• _Problem to work on_:
Using the data below, copy each line that includes the word "Landesregierung".

Data records
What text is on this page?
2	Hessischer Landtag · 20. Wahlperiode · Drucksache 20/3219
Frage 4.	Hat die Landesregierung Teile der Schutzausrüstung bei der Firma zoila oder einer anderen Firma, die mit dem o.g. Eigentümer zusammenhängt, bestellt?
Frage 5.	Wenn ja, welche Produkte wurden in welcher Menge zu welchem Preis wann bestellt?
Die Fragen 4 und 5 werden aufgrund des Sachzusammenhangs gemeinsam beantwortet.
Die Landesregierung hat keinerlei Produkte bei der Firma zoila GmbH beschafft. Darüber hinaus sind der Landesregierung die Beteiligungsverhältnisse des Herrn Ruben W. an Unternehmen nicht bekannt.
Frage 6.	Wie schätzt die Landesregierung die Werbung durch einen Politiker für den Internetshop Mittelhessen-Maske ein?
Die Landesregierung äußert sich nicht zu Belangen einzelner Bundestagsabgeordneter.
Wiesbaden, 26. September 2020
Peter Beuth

• _Finished exercise_:
Frage 4.	Hat die Landesregierung Teile der Schutzausrüstung bei der Firma zoila oder einer anderen Firma, die mit dem o.g. Eigentümer zusammenhängt, bestellt?
Die Landesregierung hat keinerlei Produkte bei der Firma zoila GmbH beschafft. Darüber hinaus sind der Landesregierung die Beteiligungsverhältnisse des Herrn Ruben W. an Unternehmen nicht bekannt.
Frage 6.	Wie schätzt die Landesregierung die Werbung durch einen Politiker für den Internetshop Mittelhessen-Maske ein?
Die Landesregierung äußert sich nicht zu Belangen einzelner Bundestagsabgeordneter.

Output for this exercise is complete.